#### [TUGAS SINGKAT 1]
Tuliskan ulang bagian teks tentang terapi HIV dari "Konsep dasar penatalaksanaan" sampai "(tenofovir, lamivudine, efavirenz).", termasuk kedua bagian itu.
#### [TUGAS SINGKAT 2]
Sebutkan semua golongan obat anti retroviral yang disebut dalam teks tentang terapi HIV.

:: TEKS YANG DIKAJI ::

Konsep dasar penatalaksanaan HIV adalah penggunaan kombinasi anti retroviral (ARV). Kombinasi terdiri dari minimal dua nucleoside (and nucleotide) reverse transcriptase inhibitors (NRTIs) dan obat ketiga golongan lain. NRTIs contohnya tenofovir disoproxil fumarate (TDF), lamivudine (3TC), dan emtricitabine (FTC). Obat ketiga golongan lain adalah non-nucleoside reverse transcriptase inhibitors (NNRTIs), protease inhibitors (PIs) dan integrase strand transfer inhibitors (INSTIs). NNRTIs terdiri dari nevirapine and efavirenz (EFV). Protease inhibitors (PIs) seperti lopinavir/ritonavir (LPV/r) atau tazanavir. INSTIs seperti dolutegravir (DTG) dan raltegravir (RAL).
Saat ini regimen pilihan pertama yang di rekomendasikan di Indonesia adalah TDF, 3TC, and EFV yang terdiri dari dua NRTIs dan satu NNRTI. Regimen ini biasa disingkat dengan TLE (tenofovir, lamivudine, efavirenz).
Baru-baru ini WHO merekomendasikan seluruh negara yang menggunakan TLE sebagai regimen lini pertama terapi HIV untuk berpindah ke regimen yang menggunakan dolutegravir sebagai pengganti efavirenz. Regimen ini terdiri dari dua NRTIs dan satu INSTIs, dan disingkat dengan TLD (tenofovir, lamivudine, dolutegravir). TLD adalah fixed-dose combination dengan dosis TDF 300 mg, 3TC 300 mg, dan DTG 50 mg. Kombinasi TLD ini juga direkomendasikan sebagai terapi lini kedua pada pasien yang gagal dengan pengobatan menggunakan efavirenz- atau nevirapine atau pada pasien yang gagal dengan terapi lini pertama yang tidak menggunakan dolutegravir.

:::
:: DATA YANG DITAMPILKAN ::

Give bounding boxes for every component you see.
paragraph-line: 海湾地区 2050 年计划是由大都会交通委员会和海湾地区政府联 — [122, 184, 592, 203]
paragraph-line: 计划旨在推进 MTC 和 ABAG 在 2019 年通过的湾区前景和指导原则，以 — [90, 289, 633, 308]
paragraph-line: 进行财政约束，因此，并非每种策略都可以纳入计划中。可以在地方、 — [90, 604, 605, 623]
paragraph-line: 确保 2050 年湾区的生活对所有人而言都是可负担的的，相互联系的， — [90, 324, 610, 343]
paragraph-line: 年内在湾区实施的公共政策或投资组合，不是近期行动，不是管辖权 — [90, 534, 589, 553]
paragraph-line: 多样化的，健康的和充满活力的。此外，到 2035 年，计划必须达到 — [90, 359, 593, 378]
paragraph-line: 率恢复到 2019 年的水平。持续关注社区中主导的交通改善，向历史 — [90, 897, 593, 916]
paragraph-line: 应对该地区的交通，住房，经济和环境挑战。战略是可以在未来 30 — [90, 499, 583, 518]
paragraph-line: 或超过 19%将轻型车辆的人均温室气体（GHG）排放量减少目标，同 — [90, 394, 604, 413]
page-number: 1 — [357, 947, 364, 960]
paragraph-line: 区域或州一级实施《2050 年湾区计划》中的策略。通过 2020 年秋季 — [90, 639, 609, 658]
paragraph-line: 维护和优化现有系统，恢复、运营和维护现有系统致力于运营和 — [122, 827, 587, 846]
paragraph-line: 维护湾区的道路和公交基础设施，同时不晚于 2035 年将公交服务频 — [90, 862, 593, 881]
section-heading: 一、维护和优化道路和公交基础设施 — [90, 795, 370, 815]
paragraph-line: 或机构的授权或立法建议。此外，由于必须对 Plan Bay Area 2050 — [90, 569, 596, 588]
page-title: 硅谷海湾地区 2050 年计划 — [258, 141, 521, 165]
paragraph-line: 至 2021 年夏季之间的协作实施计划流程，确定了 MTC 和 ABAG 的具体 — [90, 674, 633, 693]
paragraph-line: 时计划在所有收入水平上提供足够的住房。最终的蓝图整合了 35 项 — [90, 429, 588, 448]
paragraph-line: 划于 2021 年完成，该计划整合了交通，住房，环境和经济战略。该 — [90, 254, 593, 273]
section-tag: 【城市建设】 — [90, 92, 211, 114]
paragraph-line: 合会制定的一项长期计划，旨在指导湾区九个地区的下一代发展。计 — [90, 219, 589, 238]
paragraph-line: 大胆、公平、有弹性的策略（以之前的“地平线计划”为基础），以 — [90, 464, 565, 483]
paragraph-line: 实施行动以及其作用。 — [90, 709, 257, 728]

:::

#### [JAWABAN 1]
Konsep dasar penatalaksanaan HIV adalah penggunaan kombinasi anti retroviral (ARV). Kombinasi terdiri dari minimal dua nucleoside (and nucleotide) reverse transcriptase inhibitors (NRTIs) dan obat ketiga golongan lain. NRTIs contohnya tenofovir disoproxil fumarate (TDF), lamivudine (3TC), dan emtricitabine (FTC). Obat ketiga golongan lain adalah non-nucleoside reverse transcriptase inhibitors (NNRTIs), protease inhibitors (PIs) dan integrase strand transfer inhibitors (INSTIs). NNRTIs terdiri dari nevirapine and efavirenz (EFV). Protease inhibitors (PIs) seperti lopinavir/ritonavir (LPV/r) atau tazanavir. INSTIs seperti dolutegravir (DTG) dan raltegravir (RAL).
Saat ini regimen pilihan pertama yang di rekomendasikan di Indonesia adalah TDF, 3TC, and EFV yang terdiri dari dua NRTIs dan satu NNRTI. Regimen ini biasa disingkat dengan TLE (tenofovir, lamivudine, efavirenz).

#### [JAWABAN 2]
- nucleoside (and nucleotide) reverse transcriptase inhibitors (NRTIs)
- non-nucleoside reverse transcriptase inhibitors (NNRTIs)
- protease inhibitors (PIs)
- integrase strand transfer inhibitors (INSTIs)